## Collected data

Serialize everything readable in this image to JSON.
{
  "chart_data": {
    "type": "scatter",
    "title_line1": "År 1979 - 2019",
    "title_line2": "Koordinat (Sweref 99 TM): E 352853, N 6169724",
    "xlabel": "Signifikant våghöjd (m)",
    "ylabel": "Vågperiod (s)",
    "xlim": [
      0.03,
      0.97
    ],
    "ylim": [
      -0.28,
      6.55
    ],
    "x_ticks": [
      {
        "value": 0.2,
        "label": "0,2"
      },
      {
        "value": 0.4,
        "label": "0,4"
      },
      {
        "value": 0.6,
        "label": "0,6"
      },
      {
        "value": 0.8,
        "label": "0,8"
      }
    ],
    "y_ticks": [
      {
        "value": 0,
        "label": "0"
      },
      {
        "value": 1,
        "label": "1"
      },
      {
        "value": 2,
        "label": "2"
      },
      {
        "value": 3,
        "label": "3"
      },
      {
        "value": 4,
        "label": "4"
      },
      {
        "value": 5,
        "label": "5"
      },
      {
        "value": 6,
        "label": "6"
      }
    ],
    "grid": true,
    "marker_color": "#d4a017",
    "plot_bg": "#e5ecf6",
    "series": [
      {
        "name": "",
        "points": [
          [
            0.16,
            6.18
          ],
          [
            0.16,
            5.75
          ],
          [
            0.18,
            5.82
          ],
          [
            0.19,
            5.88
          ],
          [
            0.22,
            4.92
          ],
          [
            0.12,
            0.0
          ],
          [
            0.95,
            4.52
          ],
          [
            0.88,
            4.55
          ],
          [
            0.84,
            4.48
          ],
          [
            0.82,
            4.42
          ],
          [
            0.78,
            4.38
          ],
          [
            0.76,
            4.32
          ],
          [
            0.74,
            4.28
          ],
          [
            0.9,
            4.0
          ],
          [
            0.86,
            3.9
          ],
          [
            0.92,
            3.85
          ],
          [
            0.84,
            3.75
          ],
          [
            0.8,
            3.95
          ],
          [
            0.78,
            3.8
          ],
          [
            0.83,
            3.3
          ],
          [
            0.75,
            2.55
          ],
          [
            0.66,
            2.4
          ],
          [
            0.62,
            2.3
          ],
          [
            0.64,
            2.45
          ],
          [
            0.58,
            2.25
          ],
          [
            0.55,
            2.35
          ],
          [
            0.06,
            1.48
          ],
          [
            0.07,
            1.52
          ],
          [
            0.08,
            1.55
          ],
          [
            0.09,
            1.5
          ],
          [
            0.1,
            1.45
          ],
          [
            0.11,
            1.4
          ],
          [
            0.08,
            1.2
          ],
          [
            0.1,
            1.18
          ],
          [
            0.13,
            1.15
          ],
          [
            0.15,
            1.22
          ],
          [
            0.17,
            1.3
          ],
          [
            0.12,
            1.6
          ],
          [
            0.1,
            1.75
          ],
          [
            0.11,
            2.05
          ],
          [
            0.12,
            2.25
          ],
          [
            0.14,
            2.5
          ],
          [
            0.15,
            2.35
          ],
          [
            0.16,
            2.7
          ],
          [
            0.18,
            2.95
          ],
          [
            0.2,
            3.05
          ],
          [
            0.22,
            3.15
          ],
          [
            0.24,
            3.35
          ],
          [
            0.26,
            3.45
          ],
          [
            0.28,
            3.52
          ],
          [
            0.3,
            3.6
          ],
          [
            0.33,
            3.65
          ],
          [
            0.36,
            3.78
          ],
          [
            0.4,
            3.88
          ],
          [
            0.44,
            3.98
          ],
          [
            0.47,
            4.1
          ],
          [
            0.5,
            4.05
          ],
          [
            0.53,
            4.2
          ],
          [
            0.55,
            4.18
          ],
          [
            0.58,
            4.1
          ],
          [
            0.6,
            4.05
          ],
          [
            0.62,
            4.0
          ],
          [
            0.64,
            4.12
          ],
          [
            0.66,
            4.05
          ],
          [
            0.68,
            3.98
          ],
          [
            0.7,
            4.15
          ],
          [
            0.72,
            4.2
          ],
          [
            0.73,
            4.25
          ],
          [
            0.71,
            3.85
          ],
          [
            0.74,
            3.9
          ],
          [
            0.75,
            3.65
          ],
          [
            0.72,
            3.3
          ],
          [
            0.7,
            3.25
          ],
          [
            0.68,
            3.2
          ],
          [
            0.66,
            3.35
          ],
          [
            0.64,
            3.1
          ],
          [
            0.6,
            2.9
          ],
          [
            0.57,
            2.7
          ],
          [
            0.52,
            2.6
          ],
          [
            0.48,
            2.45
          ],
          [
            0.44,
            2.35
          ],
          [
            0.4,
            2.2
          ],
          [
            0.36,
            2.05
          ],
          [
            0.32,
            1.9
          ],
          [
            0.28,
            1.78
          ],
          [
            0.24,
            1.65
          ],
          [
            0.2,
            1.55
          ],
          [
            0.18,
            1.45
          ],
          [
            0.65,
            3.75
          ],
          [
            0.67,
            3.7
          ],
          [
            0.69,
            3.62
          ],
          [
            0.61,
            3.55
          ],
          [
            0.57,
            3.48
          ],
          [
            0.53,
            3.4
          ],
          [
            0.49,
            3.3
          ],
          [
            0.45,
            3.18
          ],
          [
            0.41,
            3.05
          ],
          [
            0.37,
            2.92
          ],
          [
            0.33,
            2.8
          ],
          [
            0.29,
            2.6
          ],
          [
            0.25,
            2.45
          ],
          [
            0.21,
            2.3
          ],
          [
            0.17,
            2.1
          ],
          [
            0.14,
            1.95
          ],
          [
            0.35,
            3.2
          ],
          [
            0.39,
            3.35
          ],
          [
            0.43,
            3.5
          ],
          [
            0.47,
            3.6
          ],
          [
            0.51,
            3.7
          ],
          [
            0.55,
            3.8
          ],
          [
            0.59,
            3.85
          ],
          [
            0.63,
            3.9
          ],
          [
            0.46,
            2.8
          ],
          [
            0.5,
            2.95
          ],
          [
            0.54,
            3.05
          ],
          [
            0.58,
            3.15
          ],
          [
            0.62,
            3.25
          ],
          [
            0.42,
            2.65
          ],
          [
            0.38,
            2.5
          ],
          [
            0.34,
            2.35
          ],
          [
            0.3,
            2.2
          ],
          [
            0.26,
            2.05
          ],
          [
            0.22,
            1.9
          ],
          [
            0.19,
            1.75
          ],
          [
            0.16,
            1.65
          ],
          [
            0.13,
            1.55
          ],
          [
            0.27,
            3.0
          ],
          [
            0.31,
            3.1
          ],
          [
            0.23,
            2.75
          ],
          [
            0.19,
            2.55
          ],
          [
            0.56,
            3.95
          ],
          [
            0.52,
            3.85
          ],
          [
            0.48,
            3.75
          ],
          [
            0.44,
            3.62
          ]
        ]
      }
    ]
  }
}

## Given task
Search the entries for the word "value" and pick out every line that holds it.

## Final result
        "value": 0.2,
        "value": 0.4,
        "value": 0.6,
        "value": 0.8,
        "value": 0,
        "value": 1,
        "value": 2,
        "value": 3,
        "value": 4,
        "value": 5,
        "value": 6,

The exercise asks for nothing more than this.